===== EXTRACTED RECORDS =====

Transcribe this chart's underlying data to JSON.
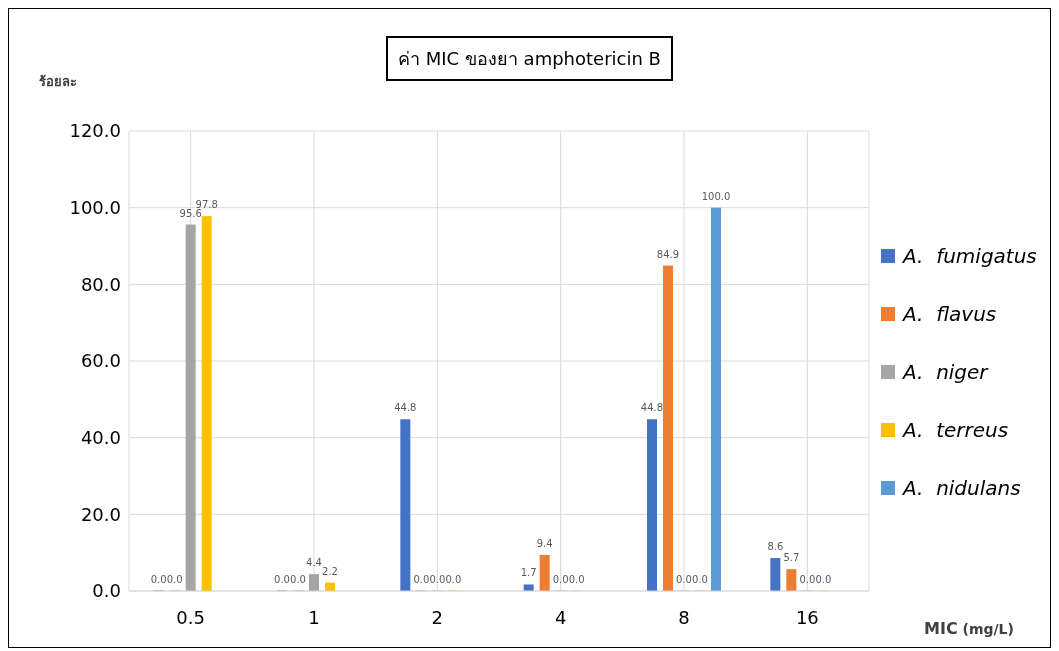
{
  "chart_data": {
    "type": "bar",
    "title": "ค่า MIC ของยา amphotericin B",
    "xlabel": "MIC (mg/L)",
    "ylabel": "ร้อยละ",
    "categories": [
      "0.5",
      "1",
      "2",
      "4",
      "8",
      "16"
    ],
    "series": [
      {
        "name": "A.  fumigatus",
        "color": "#4472c4",
        "values": [
          0.0,
          0.0,
          44.8,
          1.7,
          44.8,
          8.6
        ],
        "value_labels": [
          "0.0",
          "0.0",
          "44.8",
          "1.7",
          "44.8",
          "8.6"
        ]
      },
      {
        "name": "A.  flavus",
        "color": "#ed7d31",
        "values": [
          0.0,
          0.0,
          0.0,
          9.4,
          84.9,
          5.7
        ],
        "value_labels": [
          "0.0",
          "0.0",
          "0.0",
          "9.4",
          "84.9",
          "5.7"
        ]
      },
      {
        "name": "A.  niger",
        "color": "#a5a5a5",
        "values": [
          95.6,
          4.4,
          0.0,
          0.0,
          0.0,
          0.0
        ],
        "value_labels": [
          "95.6",
          "4.4",
          "0.0",
          "0.0",
          "0.0",
          "0.0"
        ]
      },
      {
        "name": "A.  terreus",
        "color": "#ffc000",
        "values": [
          97.8,
          2.2,
          0.0,
          0.0,
          0.0,
          0.0
        ],
        "value_labels": [
          "97.8",
          "2.2",
          "0.0",
          "0.0",
          "0.0",
          "0.0"
        ]
      },
      {
        "name": "A.  nidulans",
        "color": "#5b9bd5",
        "values": [
          null,
          null,
          null,
          null,
          100.0,
          null
        ],
        "value_labels": [
          null,
          null,
          null,
          null,
          "100.0",
          null
        ]
      }
    ],
    "ylim": [
      0,
      120
    ],
    "yticks": [
      {
        "value": 0,
        "label": "0.0"
      },
      {
        "value": 20,
        "label": "20.0"
      },
      {
        "value": 40,
        "label": "40.0"
      },
      {
        "value": 60,
        "label": "60.0"
      },
      {
        "value": 80,
        "label": "80.0"
      },
      {
        "value": 100,
        "label": "100.0"
      },
      {
        "value": 120,
        "label": "120.0"
      }
    ],
    "grid": true,
    "legend": "right"
  }
}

=====

## REQUIREMENTS:
Go through the entries above and copy every line containing "color".

## EXERCISE OUTPUT:
        "color": "#4472c4",
        "color": "#ed7d31",
        "color": "#a5a5a5",
        "color": "#ffc000",
        "color": "#5b9bd5",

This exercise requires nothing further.